Given task:
Copy each line exactly.

** START Extracted entries **

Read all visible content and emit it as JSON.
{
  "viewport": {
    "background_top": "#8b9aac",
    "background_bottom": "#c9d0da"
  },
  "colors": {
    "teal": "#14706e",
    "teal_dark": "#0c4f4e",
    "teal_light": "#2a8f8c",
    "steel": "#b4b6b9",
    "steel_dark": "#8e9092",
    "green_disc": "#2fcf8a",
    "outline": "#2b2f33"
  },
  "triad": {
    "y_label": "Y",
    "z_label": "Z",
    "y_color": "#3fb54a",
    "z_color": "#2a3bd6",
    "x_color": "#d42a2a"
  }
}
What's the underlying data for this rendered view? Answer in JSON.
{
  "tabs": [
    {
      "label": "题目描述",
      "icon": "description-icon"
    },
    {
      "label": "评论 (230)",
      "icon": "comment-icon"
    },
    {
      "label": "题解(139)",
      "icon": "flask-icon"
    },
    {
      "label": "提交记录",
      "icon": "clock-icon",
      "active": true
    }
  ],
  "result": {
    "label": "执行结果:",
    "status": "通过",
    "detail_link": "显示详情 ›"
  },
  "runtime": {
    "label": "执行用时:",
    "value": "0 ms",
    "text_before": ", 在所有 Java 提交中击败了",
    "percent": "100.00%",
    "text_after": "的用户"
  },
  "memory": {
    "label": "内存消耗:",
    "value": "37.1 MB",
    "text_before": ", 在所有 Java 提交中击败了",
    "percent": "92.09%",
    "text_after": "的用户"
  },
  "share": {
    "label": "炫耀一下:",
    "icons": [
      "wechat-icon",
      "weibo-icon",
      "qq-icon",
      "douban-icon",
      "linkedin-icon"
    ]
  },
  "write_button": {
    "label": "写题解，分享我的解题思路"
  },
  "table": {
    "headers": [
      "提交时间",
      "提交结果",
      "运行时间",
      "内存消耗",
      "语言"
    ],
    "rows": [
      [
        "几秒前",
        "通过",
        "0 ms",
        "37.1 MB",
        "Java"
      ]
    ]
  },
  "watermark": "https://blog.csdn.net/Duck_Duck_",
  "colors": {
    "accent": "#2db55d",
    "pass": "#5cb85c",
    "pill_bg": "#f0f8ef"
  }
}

** END Extracted entries **

Solution below:
Read all visible content and emit it as JSON.
{
  "viewport": {
    "background_top": "#8b9aac",
    "background_bottom": "#c9d0da"
  },
  "colors": {
    "teal": "#14706e",
    "teal_dark": "#0c4f4e",
    "teal_light": "#2a8f8c",
    "steel": "#b4b6b9",
    "steel_dark": "#8e9092",
    "green_disc": "#2fcf8a",
    "outline": "#2b2f33"
  },
  "triad": {
    "y_label": "Y",
    "z_label": "Z",
    "y_color": "#3fb54a",
    "z_color": "#2a3bd6",
    "x_color": "#d42a2a"
  }
}
What's the underlying data for this rendered view? Answer in JSON.
{
  "tabs": [
    {
      "label": "题目描述",
      "icon": "description-icon"
    },
    {
      "label": "评论 (230)",
      "icon": "comment-icon"
    },
    {
      "label": "题解(139)",
      "icon": "flask-icon"
    },
    {
      "label": "提交记录",
      "icon": "clock-icon",
      "active": true
    }
  ],
  "result": {
    "label": "执行结果:",
    "status": "通过",
    "detail_link": "显示详情 ›"
  },
  "runtime": {
    "label": "执行用时:",
    "value": "0 ms",
    "text_before": ", 在所有 Java 提交中击败了",
    "percent": "100.00%",
    "text_after": "的用户"
  },
  "memory": {
    "label": "内存消耗:",
    "value": "37.1 MB",
    "text_before": ", 在所有 Java 提交中击败了",
    "percent": "92.09%",
    "text_after": "的用户"
  },
  "share": {
    "label": "炫耀一下:",
    "icons": [
      "wechat-icon",
      "weibo-icon",
      "qq-icon",
      "douban-icon",
      "linkedin-icon"
    ]
  },
  "write_button": {
    "label": "写题解，分享我的解题思路"
  },
  "table": {
    "headers": [
      "提交时间",
      "提交结果",
      "运行时间",
      "内存消耗",
      "语言"
    ],
    "rows": [
      [
        "几秒前",
        "通过",
        "0 ms",
        "37.1 MB",
        "Java"
      ]
    ]
  },
  "watermark": "https://blog.csdn.net/Duck_Duck_",
  "colors": {
    "accent": "#2db55d",
    "pass": "#5cb85c",
    "pill_bg": "#f0f8ef"
  }
}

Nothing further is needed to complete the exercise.